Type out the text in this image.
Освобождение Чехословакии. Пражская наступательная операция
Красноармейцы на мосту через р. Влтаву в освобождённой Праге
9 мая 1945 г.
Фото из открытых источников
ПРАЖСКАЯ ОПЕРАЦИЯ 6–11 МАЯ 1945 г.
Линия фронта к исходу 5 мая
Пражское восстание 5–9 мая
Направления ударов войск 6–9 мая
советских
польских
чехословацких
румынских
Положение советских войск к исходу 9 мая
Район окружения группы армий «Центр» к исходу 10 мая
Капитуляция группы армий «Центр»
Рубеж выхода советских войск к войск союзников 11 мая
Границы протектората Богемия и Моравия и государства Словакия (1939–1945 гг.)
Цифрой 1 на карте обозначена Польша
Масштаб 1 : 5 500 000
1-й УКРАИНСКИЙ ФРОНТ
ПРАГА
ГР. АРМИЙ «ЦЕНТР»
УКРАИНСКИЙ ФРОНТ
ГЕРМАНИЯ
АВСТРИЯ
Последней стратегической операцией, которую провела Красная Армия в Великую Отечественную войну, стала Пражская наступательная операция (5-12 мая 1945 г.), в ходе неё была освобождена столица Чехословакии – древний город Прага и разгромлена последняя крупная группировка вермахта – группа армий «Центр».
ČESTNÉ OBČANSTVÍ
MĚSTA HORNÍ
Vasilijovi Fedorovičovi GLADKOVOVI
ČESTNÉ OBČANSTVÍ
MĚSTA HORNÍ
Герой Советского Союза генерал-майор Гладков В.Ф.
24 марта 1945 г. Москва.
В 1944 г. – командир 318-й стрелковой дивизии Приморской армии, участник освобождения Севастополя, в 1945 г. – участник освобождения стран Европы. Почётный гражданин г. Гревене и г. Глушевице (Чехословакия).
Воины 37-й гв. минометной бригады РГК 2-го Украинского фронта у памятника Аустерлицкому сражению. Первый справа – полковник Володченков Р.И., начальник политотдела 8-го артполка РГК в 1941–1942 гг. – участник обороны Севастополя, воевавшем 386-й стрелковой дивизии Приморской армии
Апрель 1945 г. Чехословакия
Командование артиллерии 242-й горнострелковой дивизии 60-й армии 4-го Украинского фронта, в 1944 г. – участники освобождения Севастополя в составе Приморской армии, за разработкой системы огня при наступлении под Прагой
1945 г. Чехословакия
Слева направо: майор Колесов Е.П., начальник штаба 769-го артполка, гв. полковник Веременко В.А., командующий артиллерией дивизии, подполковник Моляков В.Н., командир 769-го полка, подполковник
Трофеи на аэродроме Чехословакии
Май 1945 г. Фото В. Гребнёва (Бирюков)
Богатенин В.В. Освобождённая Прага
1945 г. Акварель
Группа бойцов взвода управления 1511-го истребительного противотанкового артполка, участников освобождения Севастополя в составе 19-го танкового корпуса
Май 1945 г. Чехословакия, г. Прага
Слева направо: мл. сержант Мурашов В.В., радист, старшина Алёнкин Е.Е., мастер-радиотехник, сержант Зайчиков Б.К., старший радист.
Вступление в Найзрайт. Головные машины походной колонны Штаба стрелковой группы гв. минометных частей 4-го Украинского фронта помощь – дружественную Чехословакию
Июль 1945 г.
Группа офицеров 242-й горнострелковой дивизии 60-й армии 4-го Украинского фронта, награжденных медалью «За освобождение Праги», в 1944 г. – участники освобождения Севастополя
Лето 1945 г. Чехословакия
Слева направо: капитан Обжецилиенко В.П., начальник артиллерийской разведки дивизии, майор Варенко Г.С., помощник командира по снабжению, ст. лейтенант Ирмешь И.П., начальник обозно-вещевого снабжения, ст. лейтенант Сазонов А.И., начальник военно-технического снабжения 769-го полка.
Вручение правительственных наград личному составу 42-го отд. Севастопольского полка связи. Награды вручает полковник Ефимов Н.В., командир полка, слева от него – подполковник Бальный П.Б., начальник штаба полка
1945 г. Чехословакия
::::
_Given instruction:_
Of the lines in the listing above, how many hold the string "Чехословакия"? Reply with the number only.

_Result for this task:_
6